**What is needed:** Count lines, not occurrences: give the number of lines holding the word "Debat", and nothing besides.

───── Information supplied ─────

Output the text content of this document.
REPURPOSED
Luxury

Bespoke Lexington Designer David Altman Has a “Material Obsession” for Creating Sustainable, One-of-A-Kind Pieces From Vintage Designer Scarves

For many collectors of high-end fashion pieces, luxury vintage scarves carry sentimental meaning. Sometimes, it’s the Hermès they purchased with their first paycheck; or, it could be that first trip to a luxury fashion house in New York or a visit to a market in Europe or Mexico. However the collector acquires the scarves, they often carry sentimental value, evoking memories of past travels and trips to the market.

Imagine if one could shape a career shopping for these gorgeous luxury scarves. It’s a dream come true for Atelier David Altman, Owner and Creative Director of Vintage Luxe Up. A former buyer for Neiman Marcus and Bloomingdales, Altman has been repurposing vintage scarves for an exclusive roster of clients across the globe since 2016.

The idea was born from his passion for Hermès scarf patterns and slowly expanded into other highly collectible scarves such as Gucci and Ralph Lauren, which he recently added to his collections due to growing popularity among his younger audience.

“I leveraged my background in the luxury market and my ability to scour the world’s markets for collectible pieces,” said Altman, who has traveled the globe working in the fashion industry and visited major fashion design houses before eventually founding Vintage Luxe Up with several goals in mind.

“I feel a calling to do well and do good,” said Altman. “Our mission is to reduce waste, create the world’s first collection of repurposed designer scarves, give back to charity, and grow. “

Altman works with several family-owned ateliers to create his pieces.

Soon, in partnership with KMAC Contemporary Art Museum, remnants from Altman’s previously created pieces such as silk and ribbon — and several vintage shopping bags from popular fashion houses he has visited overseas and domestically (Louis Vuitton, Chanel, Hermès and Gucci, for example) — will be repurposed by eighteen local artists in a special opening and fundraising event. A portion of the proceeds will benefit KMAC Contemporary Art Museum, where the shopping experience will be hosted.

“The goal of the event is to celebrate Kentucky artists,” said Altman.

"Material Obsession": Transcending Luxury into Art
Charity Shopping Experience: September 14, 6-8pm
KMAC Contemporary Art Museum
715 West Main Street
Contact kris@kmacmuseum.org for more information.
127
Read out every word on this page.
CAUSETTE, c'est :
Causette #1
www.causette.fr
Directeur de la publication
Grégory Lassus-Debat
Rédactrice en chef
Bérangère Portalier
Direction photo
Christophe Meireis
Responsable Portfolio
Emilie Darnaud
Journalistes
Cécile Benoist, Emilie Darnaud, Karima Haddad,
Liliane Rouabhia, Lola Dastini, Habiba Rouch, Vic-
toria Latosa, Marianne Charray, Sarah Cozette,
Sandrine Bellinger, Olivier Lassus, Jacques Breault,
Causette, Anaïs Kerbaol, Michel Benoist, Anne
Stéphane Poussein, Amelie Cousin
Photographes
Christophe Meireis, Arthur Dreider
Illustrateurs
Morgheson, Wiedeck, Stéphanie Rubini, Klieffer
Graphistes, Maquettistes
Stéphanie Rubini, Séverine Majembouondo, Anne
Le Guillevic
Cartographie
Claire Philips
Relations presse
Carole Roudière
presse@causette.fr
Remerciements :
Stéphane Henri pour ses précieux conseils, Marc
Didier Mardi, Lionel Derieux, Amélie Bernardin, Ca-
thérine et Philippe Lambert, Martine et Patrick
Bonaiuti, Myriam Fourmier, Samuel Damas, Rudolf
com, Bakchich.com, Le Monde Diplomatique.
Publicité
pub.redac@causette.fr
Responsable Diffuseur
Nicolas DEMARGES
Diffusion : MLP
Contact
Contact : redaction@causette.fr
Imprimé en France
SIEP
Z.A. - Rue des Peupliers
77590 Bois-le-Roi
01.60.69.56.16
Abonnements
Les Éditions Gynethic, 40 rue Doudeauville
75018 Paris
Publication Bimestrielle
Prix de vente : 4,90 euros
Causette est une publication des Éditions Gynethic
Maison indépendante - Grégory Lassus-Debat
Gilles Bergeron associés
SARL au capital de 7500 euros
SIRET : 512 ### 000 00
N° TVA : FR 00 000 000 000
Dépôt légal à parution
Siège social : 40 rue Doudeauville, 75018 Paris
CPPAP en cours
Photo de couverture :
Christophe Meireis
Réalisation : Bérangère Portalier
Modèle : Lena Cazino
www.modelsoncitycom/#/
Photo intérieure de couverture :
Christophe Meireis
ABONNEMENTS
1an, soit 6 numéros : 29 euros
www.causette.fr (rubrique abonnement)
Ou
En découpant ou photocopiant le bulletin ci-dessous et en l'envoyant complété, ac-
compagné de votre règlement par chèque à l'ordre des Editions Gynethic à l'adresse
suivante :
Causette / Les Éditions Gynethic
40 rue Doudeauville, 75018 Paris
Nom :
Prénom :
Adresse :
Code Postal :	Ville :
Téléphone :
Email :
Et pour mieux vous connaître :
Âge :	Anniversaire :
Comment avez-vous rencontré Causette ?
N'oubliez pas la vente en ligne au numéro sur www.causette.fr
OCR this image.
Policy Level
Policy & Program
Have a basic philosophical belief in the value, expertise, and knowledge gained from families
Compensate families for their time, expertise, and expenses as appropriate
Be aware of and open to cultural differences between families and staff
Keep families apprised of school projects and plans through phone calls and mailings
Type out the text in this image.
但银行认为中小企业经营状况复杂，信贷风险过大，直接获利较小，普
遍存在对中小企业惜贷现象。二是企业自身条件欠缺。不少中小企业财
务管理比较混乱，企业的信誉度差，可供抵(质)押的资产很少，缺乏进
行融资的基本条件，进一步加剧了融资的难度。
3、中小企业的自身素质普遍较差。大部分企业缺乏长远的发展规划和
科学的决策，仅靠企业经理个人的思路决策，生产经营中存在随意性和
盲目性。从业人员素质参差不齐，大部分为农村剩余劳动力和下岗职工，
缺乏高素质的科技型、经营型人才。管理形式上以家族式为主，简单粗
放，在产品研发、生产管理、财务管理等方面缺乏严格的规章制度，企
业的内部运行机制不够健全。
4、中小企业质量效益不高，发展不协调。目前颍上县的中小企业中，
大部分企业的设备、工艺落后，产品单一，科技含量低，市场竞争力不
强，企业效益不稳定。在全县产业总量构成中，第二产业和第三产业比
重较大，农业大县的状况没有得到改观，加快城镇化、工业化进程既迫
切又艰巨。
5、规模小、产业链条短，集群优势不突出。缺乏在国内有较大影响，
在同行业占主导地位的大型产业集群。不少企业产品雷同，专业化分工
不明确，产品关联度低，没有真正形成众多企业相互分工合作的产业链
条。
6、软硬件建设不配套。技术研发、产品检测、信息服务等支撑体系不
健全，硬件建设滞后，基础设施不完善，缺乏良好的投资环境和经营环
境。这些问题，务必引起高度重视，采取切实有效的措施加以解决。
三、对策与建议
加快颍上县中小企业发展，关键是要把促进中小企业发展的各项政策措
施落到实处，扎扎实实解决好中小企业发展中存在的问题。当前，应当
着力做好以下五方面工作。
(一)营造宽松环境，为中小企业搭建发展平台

─────

**The output:** 2